Dataset records

----

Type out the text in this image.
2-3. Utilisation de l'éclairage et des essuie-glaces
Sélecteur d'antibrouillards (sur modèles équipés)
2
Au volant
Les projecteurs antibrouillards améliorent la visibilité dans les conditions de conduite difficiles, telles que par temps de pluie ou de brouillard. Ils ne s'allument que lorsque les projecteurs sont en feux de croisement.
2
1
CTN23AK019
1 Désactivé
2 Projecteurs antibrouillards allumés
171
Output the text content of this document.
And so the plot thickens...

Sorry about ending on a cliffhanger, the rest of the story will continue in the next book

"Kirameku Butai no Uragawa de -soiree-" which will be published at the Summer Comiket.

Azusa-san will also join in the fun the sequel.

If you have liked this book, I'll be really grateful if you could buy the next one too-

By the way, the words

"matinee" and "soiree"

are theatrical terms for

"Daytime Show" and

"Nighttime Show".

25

----

* **SHORT PROBLEM**
All of the lines above need to be given again exactly.

* **RESPONSE**
Type out the text in this image.
2-3. Utilisation de l'éclairage et des essuie-glaces
Sélecteur d'antibrouillards (sur modèles équipés)
2
Au volant
Les projecteurs antibrouillards améliorent la visibilité dans les conditions de conduite difficiles, telles que par temps de pluie ou de brouillard. Ils ne s'allument que lorsque les projecteurs sont en feux de croisement.
2
1
CTN23AK019
1 Désactivé
2 Projecteurs antibrouillards allumés
171
Output the text content of this document.
And so the plot thickens...

Sorry about ending on a cliffhanger, the rest of the story will continue in the next book

"Kirameku Butai no Uragawa de -soiree-" which will be published at the Summer Comiket.

Azusa-san will also join in the fun the sequel.

If you have liked this book, I'll be really grateful if you could buy the next one too-

By the way, the words

"matinee" and "soiree"

are theatrical terms for

"Daytime Show" and

"Nighttime Show".

25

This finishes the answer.